[Records from a data source]
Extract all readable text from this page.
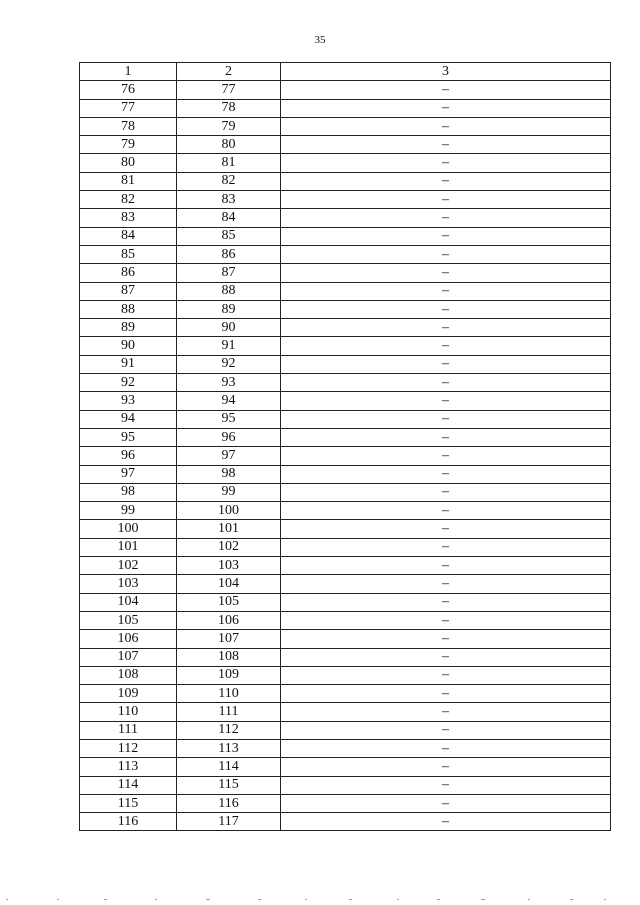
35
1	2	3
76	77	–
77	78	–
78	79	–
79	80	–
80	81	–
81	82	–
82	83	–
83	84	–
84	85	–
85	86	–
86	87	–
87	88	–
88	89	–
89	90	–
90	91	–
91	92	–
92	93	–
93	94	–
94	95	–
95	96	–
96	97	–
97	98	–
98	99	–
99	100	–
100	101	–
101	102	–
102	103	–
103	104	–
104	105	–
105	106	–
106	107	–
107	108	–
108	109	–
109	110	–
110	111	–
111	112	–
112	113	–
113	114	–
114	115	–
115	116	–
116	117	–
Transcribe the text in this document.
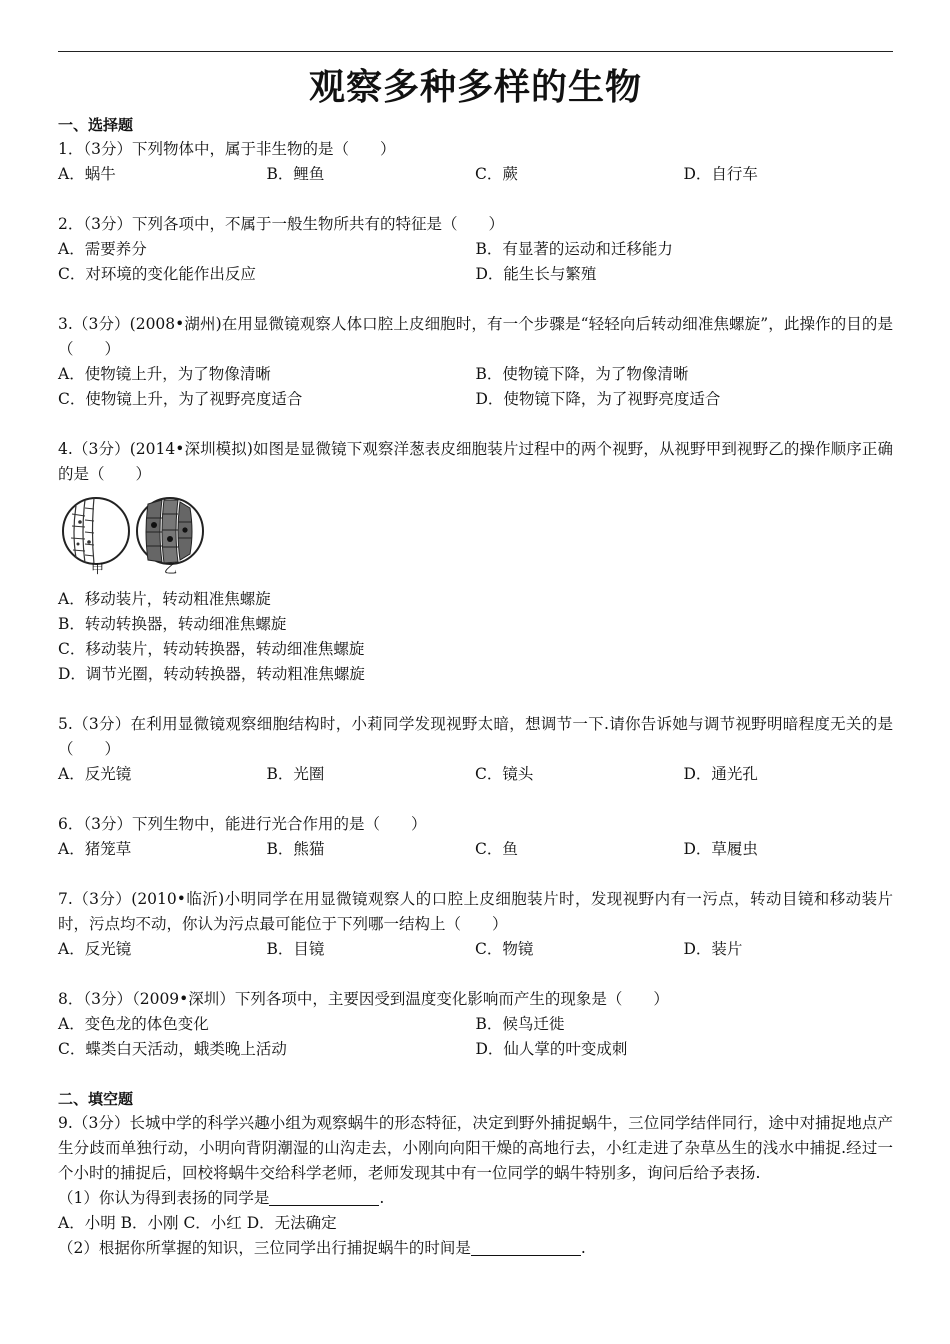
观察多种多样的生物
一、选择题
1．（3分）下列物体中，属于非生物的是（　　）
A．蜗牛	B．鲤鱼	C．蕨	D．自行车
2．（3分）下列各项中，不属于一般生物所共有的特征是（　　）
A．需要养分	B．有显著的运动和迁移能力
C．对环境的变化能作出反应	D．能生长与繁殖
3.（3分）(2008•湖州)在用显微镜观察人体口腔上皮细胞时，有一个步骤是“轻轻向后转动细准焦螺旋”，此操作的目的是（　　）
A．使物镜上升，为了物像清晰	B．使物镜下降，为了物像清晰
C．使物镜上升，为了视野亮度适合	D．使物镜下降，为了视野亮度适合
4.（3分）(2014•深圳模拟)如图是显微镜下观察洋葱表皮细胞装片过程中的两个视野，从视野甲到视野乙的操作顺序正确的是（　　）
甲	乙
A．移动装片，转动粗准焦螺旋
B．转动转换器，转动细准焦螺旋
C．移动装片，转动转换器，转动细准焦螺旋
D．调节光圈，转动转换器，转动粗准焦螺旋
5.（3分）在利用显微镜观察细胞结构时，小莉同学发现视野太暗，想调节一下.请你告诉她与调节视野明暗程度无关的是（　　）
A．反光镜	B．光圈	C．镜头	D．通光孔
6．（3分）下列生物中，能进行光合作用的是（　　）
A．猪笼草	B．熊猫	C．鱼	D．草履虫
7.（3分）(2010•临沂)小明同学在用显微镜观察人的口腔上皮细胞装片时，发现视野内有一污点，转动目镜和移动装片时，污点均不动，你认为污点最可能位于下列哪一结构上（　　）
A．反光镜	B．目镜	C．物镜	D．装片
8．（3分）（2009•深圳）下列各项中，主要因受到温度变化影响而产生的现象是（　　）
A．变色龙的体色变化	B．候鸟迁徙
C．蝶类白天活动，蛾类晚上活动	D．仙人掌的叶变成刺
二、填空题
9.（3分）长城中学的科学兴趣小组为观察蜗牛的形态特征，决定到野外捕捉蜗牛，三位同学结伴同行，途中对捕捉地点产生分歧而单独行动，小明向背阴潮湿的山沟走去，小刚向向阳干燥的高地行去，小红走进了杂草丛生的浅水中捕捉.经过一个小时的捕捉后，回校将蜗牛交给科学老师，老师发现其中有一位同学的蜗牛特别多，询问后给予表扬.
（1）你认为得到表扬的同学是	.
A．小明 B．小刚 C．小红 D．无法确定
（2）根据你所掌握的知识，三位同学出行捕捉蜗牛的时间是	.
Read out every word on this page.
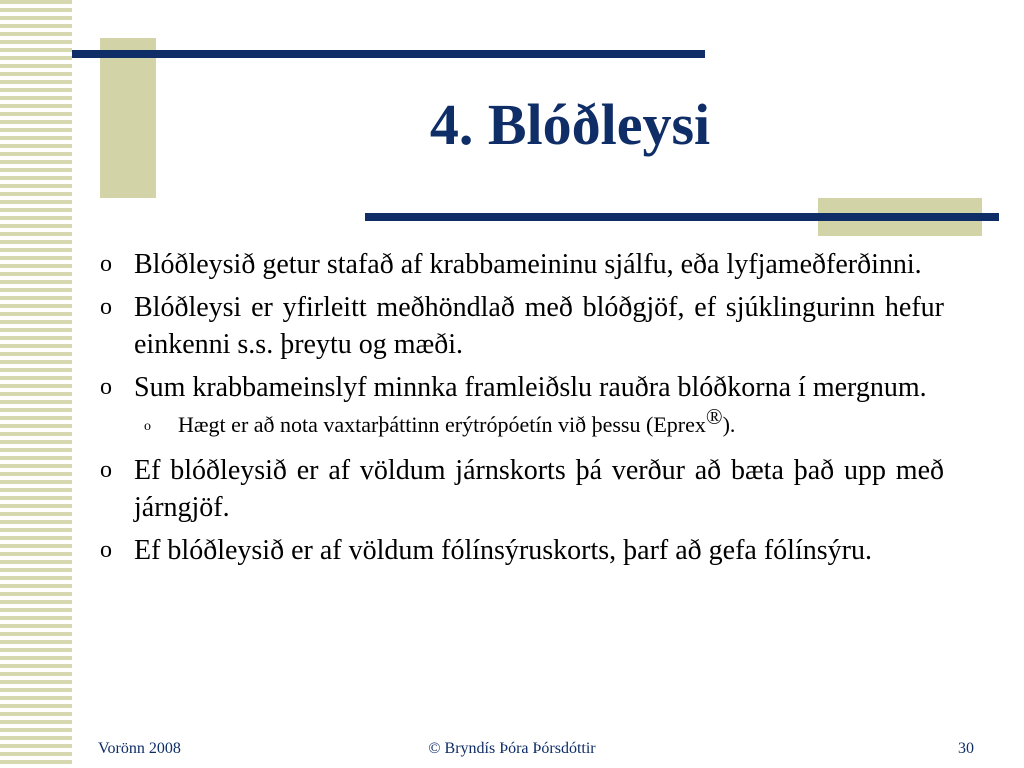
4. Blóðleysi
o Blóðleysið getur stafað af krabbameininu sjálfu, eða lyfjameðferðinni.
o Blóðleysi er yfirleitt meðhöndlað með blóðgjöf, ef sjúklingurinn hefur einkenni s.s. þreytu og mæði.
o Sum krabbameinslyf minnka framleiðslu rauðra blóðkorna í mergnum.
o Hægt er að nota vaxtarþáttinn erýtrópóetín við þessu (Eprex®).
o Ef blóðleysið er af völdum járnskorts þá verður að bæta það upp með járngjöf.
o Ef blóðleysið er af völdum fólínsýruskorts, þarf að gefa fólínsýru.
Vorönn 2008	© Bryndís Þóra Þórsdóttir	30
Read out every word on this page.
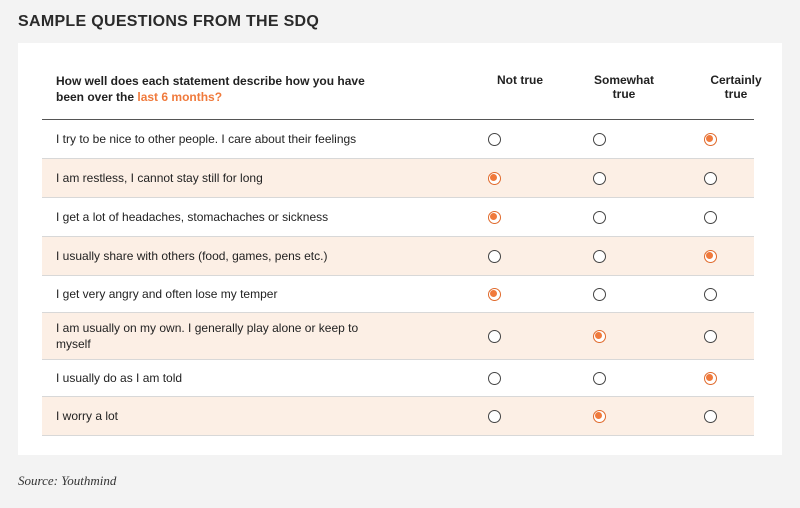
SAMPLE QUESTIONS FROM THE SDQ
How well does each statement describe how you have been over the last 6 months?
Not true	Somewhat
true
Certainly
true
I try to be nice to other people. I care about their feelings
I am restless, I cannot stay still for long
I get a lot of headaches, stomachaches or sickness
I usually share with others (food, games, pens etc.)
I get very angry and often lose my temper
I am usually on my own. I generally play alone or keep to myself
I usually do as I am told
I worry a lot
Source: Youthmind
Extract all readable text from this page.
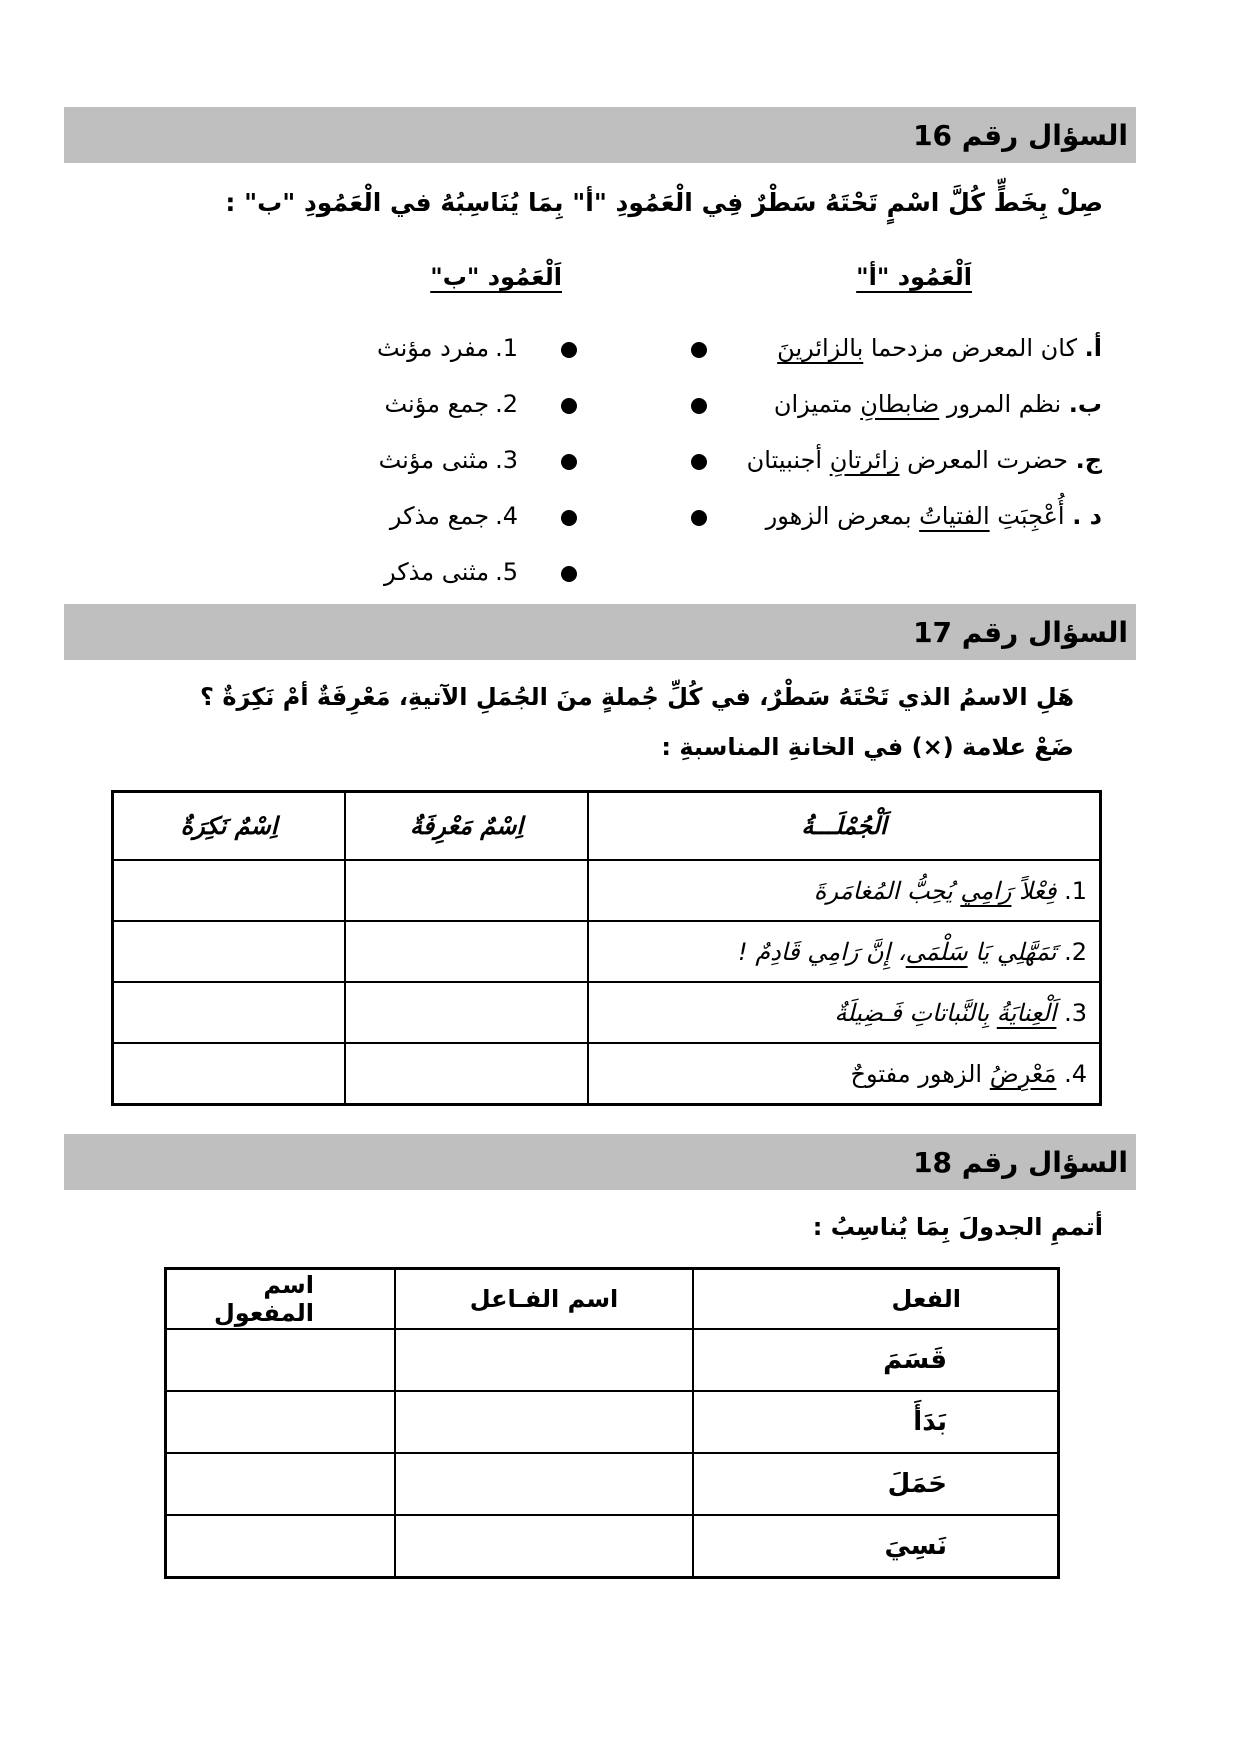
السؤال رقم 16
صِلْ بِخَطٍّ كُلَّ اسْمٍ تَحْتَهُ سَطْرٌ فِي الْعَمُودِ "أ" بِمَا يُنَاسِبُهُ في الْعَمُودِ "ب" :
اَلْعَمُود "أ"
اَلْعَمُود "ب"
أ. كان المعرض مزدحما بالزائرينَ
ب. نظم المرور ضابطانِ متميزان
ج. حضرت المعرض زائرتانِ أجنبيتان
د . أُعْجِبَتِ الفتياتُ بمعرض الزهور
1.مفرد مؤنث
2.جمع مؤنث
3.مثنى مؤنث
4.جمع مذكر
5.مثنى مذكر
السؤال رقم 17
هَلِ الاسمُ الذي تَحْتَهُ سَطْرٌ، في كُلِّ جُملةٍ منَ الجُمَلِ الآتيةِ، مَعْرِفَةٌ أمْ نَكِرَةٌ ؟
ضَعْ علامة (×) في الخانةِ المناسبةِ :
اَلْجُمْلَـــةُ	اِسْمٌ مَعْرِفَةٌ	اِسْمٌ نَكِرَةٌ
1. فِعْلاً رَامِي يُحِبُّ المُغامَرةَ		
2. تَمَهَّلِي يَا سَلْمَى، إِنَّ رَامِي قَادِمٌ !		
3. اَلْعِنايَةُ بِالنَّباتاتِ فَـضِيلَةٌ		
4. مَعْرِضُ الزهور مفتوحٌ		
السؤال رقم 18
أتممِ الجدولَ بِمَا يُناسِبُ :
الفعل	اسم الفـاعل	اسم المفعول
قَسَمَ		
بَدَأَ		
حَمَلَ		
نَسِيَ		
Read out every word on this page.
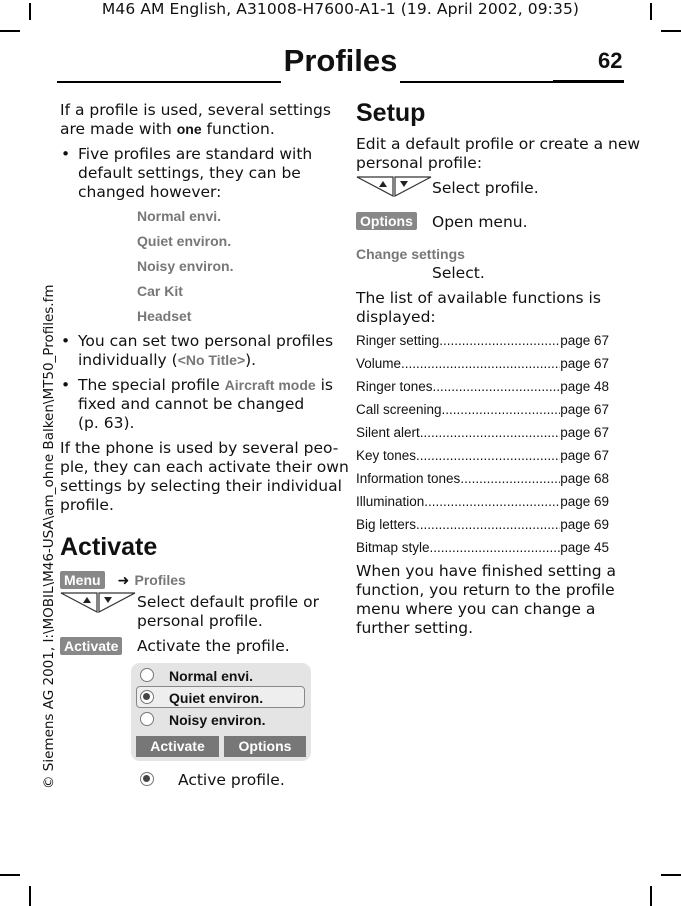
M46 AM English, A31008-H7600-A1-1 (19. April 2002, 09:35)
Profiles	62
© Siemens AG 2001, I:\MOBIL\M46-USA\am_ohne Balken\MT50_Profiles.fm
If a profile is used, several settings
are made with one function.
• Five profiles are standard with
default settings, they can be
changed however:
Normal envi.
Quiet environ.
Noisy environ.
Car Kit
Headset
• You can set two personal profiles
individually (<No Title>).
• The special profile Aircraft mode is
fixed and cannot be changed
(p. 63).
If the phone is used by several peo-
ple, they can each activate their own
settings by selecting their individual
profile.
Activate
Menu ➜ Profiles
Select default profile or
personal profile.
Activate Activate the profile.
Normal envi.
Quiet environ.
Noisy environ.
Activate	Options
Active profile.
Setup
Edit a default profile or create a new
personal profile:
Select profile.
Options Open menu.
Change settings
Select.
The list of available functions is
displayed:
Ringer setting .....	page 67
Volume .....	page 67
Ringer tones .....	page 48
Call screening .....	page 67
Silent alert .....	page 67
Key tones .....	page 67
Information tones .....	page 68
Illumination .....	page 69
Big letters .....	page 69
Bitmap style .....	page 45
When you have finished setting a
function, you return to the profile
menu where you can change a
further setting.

Short exercise: The lines to collect are those holding the string "their"; copy them all.

Task response:
I try to be nice to other people. I care about their feelings
ple, they can each activate their own
settings by selecting their individual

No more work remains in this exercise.